Task instructions -> The lines to extract begin at the one containing "Extract all readable text from this page." and run to the end of the listing; set them down exactly and alone.

>> start

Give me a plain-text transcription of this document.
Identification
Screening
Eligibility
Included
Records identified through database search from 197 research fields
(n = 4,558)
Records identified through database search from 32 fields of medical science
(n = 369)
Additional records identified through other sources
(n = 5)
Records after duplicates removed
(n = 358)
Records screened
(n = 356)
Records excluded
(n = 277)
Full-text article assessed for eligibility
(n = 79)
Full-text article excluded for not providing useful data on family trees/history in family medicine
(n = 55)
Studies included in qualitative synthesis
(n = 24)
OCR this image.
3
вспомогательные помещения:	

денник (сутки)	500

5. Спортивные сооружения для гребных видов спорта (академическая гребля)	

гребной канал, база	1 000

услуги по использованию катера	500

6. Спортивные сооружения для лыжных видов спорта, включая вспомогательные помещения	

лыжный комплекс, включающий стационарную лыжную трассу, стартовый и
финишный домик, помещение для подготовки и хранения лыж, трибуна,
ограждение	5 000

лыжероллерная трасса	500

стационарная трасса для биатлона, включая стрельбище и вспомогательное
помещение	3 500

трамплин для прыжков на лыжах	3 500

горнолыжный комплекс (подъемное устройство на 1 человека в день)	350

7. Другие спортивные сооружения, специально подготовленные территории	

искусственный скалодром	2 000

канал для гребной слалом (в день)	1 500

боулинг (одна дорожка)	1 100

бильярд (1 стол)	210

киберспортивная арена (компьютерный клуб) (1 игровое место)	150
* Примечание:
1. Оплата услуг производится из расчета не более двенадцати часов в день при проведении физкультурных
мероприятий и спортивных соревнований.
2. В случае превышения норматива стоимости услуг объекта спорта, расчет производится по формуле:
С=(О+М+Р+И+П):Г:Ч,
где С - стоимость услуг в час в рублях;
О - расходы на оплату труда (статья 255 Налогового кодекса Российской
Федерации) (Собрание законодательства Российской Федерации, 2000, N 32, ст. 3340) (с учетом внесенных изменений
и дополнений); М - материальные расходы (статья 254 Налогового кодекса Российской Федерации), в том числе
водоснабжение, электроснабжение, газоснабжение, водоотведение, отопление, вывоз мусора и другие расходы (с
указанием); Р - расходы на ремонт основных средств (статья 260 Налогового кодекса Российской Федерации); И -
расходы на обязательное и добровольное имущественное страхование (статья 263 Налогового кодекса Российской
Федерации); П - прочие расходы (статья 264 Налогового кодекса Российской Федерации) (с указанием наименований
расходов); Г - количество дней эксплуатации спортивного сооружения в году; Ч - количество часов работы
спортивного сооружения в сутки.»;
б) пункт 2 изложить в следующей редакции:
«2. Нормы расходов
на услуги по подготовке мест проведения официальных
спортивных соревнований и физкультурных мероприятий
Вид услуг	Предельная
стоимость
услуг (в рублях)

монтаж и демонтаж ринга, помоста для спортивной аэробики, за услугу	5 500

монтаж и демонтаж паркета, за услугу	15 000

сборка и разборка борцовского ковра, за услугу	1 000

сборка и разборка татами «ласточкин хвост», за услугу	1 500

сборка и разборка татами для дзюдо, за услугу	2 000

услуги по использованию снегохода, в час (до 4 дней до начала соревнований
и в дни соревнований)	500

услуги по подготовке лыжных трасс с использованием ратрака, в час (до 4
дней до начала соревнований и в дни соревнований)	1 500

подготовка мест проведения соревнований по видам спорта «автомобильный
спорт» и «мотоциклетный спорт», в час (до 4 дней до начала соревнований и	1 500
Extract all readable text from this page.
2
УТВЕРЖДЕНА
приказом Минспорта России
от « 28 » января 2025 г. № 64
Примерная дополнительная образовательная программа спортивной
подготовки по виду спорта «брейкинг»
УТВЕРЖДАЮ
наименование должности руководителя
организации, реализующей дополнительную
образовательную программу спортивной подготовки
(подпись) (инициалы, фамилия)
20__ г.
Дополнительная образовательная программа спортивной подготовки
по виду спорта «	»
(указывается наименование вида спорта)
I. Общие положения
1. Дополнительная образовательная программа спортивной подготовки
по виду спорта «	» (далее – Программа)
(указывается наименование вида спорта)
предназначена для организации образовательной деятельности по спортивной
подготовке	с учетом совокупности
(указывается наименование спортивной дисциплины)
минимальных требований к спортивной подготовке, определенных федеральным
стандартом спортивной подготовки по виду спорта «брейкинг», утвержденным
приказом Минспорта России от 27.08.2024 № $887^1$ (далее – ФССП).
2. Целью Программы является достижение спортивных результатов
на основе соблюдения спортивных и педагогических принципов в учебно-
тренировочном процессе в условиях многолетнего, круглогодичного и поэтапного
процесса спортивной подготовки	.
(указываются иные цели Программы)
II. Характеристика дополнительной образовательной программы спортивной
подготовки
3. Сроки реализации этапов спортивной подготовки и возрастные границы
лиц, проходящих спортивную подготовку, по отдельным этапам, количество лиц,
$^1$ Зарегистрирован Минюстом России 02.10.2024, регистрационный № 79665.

>> end

Solution for this problem ->
Extract all readable text from this page.
2
УТВЕРЖДЕНА
приказом Минспорта России
от « 28 » января 2025 г. № 64
Примерная дополнительная образовательная программа спортивной
подготовки по виду спорта «брейкинг»
УТВЕРЖДАЮ
наименование должности руководителя
организации, реализующей дополнительную
образовательную программу спортивной подготовки
(подпись) (инициалы, фамилия)
20__ г.
Дополнительная образовательная программа спортивной подготовки
по виду спорта «	»
(указывается наименование вида спорта)
I. Общие положения
1. Дополнительная образовательная программа спортивной подготовки
по виду спорта «	» (далее – Программа)
(указывается наименование вида спорта)
предназначена для организации образовательной деятельности по спортивной
подготовке	с учетом совокупности
(указывается наименование спортивной дисциплины)
минимальных требований к спортивной подготовке, определенных федеральным
стандартом спортивной подготовки по виду спорта «брейкинг», утвержденным
приказом Минспорта России от 27.08.2024 № $887^1$ (далее – ФССП).
2. Целью Программы является достижение спортивных результатов
на основе соблюдения спортивных и педагогических принципов в учебно-
тренировочном процессе в условиях многолетнего, круглогодичного и поэтапного
процесса спортивной подготовки	.
(указываются иные цели Программы)
II. Характеристика дополнительной образовательной программы спортивной
подготовки
3. Сроки реализации этапов спортивной подготовки и возрастные границы
лиц, проходящих спортивную подготовку, по отдельным этапам, количество лиц,
$^1$ Зарегистрирован Минюстом России 02.10.2024, регистрационный № 79665.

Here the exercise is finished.